_TO DO_. Return the full listing exactly as it is written.

Collected data entries
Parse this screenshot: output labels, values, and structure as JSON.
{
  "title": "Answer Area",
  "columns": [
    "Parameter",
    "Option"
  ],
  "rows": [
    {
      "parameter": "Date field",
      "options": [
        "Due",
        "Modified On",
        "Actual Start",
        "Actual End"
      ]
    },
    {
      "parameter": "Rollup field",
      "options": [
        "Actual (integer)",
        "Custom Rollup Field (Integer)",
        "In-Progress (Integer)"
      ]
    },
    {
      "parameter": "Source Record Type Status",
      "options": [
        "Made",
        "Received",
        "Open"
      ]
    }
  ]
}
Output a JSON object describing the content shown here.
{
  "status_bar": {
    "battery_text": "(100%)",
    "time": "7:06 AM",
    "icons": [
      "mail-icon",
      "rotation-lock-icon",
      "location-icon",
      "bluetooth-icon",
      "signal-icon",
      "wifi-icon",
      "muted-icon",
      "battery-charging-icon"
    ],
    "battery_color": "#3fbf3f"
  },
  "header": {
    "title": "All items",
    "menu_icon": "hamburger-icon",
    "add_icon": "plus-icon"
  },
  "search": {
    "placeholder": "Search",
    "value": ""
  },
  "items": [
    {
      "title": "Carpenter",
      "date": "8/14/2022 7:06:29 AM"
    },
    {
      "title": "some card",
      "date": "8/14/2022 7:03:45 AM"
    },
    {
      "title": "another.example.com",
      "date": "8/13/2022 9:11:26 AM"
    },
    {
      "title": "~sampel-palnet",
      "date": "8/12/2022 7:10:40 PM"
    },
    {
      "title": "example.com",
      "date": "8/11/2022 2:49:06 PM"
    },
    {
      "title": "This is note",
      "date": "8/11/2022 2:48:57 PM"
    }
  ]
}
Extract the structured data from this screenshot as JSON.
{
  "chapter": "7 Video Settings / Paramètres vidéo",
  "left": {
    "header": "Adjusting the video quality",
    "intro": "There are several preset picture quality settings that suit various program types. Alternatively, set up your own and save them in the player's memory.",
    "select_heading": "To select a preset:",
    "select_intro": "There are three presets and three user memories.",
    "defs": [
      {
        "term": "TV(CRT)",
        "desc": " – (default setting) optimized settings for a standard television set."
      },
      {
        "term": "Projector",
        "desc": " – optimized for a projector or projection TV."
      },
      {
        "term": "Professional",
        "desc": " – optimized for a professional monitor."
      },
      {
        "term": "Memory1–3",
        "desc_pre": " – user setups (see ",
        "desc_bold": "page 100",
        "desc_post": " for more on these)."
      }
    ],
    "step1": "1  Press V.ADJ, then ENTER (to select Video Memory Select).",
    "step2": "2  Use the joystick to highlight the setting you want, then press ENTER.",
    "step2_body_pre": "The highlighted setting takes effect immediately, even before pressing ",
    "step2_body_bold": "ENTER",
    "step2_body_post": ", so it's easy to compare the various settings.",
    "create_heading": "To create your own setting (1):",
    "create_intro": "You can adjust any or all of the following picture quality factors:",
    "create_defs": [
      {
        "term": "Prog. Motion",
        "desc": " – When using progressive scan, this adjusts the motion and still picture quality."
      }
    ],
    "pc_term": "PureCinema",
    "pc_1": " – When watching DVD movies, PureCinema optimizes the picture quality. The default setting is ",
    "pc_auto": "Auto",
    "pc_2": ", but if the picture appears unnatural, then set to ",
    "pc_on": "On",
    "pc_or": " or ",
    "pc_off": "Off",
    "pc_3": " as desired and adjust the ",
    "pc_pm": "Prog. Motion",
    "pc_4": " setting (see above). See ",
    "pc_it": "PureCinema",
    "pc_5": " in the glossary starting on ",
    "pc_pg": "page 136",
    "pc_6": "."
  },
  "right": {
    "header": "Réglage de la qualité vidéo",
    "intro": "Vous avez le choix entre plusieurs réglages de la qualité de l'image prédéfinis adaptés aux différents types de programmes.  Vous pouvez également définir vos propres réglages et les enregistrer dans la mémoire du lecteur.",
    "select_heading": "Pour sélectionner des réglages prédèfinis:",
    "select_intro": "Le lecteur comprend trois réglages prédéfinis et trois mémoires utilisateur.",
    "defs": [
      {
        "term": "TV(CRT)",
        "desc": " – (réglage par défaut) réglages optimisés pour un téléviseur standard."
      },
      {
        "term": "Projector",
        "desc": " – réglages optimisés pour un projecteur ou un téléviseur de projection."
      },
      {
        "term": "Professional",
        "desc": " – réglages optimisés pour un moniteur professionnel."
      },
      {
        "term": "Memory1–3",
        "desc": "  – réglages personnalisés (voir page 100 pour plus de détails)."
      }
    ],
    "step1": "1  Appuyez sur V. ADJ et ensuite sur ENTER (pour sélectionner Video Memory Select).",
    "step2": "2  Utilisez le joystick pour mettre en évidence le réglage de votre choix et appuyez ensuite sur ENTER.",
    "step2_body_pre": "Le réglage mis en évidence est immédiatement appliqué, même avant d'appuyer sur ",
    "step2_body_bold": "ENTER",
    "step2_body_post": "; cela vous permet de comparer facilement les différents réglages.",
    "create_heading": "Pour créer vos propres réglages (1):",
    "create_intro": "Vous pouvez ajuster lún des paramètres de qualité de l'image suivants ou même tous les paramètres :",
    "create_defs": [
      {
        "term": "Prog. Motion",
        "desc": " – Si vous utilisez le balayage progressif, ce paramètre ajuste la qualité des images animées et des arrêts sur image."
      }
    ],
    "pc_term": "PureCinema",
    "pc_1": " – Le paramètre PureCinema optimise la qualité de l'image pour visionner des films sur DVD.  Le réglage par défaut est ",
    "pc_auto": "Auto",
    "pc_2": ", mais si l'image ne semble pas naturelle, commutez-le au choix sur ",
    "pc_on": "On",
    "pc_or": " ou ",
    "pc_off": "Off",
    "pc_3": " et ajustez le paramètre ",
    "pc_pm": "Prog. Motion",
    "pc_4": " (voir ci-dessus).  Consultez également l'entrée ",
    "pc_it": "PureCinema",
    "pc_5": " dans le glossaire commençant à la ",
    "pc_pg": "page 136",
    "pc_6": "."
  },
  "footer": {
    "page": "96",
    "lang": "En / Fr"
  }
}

_COMPLETED EXERCISE_.
Parse this screenshot: output labels, values, and structure as JSON.
{
  "title": "Answer Area",
  "columns": [
    "Parameter",
    "Option"
  ],
  "rows": [
    {
      "parameter": "Date field",
      "options": [
        "Due",
        "Modified On",
        "Actual Start",
        "Actual End"
      ]
    },
    {
      "parameter": "Rollup field",
      "options": [
        "Actual (integer)",
        "Custom Rollup Field (Integer)",
        "In-Progress (Integer)"
      ]
    },
    {
      "parameter": "Source Record Type Status",
      "options": [
        "Made",
        "Received",
        "Open"
      ]
    }
  ]
}
Output a JSON object describing the content shown here.
{
  "status_bar": {
    "battery_text": "(100%)",
    "time": "7:06 AM",
    "icons": [
      "mail-icon",
      "rotation-lock-icon",
      "location-icon",
      "bluetooth-icon",
      "signal-icon",
      "wifi-icon",
      "muted-icon",
      "battery-charging-icon"
    ],
    "battery_color": "#3fbf3f"
  },
  "header": {
    "title": "All items",
    "menu_icon": "hamburger-icon",
    "add_icon": "plus-icon"
  },
  "search": {
    "placeholder": "Search",
    "value": ""
  },
  "items": [
    {
      "title": "Carpenter",
      "date": "8/14/2022 7:06:29 AM"
    },
    {
      "title": "some card",
      "date": "8/14/2022 7:03:45 AM"
    },
    {
      "title": "another.example.com",
      "date": "8/13/2022 9:11:26 AM"
    },
    {
      "title": "~sampel-palnet",
      "date": "8/12/2022 7:10:40 PM"
    },
    {
      "title": "example.com",
      "date": "8/11/2022 2:49:06 PM"
    },
    {
      "title": "This is note",
      "date": "8/11/2022 2:48:57 PM"
    }
  ]
}
Extract the structured data from this screenshot as JSON.
{
  "chapter": "7 Video Settings / Paramètres vidéo",
  "left": {
    "header": "Adjusting the video quality",
    "intro": "There are several preset picture quality settings that suit various program types. Alternatively, set up your own and save them in the player's memory.",
    "select_heading": "To select a preset:",
    "select_intro": "There are three presets and three user memories.",
    "defs": [
      {
        "term": "TV(CRT)",
        "desc": " – (default setting) optimized settings for a standard television set."
      },
      {
        "term": "Projector",
        "desc": " – optimized for a projector or projection TV."
      },
      {
        "term": "Professional",
        "desc": " – optimized for a professional monitor."
      },
      {
        "term": "Memory1–3",
        "desc_pre": " – user setups (see ",
        "desc_bold": "page 100",
        "desc_post": " for more on these)."
      }
    ],
    "step1": "1  Press V.ADJ, then ENTER (to select Video Memory Select).",
    "step2": "2  Use the joystick to highlight the setting you want, then press ENTER.",
    "step2_body_pre": "The highlighted setting takes effect immediately, even before pressing ",
    "step2_body_bold": "ENTER",
    "step2_body_post": ", so it's easy to compare the various settings.",
    "create_heading": "To create your own setting (1):",
    "create_intro": "You can adjust any or all of the following picture quality factors:",
    "create_defs": [
      {
        "term": "Prog. Motion",
        "desc": " – When using progressive scan, this adjusts the motion and still picture quality."
      }
    ],
    "pc_term": "PureCinema",
    "pc_1": " – When watching DVD movies, PureCinema optimizes the picture quality. The default setting is ",
    "pc_auto": "Auto",
    "pc_2": ", but if the picture appears unnatural, then set to ",
    "pc_on": "On",
    "pc_or": " or ",
    "pc_off": "Off",
    "pc_3": " as desired and adjust the ",
    "pc_pm": "Prog. Motion",
    "pc_4": " setting (see above). See ",
    "pc_it": "PureCinema",
    "pc_5": " in the glossary starting on ",
    "pc_pg": "page 136",
    "pc_6": "."
  },
  "right": {
    "header": "Réglage de la qualité vidéo",
    "intro": "Vous avez le choix entre plusieurs réglages de la qualité de l'image prédéfinis adaptés aux différents types de programmes.  Vous pouvez également définir vos propres réglages et les enregistrer dans la mémoire du lecteur.",
    "select_heading": "Pour sélectionner des réglages prédèfinis:",
    "select_intro": "Le lecteur comprend trois réglages prédéfinis et trois mémoires utilisateur.",
    "defs": [
      {
        "term": "TV(CRT)",
        "desc": " – (réglage par défaut) réglages optimisés pour un téléviseur standard."
      },
      {
        "term": "Projector",
        "desc": " – réglages optimisés pour un projecteur ou un téléviseur de projection."
      },
      {
        "term": "Professional",
        "desc": " – réglages optimisés pour un moniteur professionnel."
      },
      {
        "term": "Memory1–3",
        "desc": "  – réglages personnalisés (voir page 100 pour plus de détails)."
      }
    ],
    "step1": "1  Appuyez sur V. ADJ et ensuite sur ENTER (pour sélectionner Video Memory Select).",
    "step2": "2  Utilisez le joystick pour mettre en évidence le réglage de votre choix et appuyez ensuite sur ENTER.",
    "step2_body_pre": "Le réglage mis en évidence est immédiatement appliqué, même avant d'appuyer sur ",
    "step2_body_bold": "ENTER",
    "step2_body_post": "; cela vous permet de comparer facilement les différents réglages.",
    "create_heading": "Pour créer vos propres réglages (1):",
    "create_intro": "Vous pouvez ajuster lún des paramètres de qualité de l'image suivants ou même tous les paramètres :",
    "create_defs": [
      {
        "term": "Prog. Motion",
        "desc": " – Si vous utilisez le balayage progressif, ce paramètre ajuste la qualité des images animées et des arrêts sur image."
      }
    ],
    "pc_term": "PureCinema",
    "pc_1": " – Le paramètre PureCinema optimise la qualité de l'image pour visionner des films sur DVD.  Le réglage par défaut est ",
    "pc_auto": "Auto",
    "pc_2": ", mais si l'image ne semble pas naturelle, commutez-le au choix sur ",
    "pc_on": "On",
    "pc_or": " ou ",
    "pc_off": "Off",
    "pc_3": " et ajustez le paramètre ",
    "pc_pm": "Prog. Motion",
    "pc_4": " (voir ci-dessus).  Consultez également l'entrée ",
    "pc_it": "PureCinema",
    "pc_5": " dans le glossaire commençant à la ",
    "pc_pg": "page 136",
    "pc_6": "."
  },
  "footer": {
    "page": "96",
    "lang": "En / Fr"
  }
}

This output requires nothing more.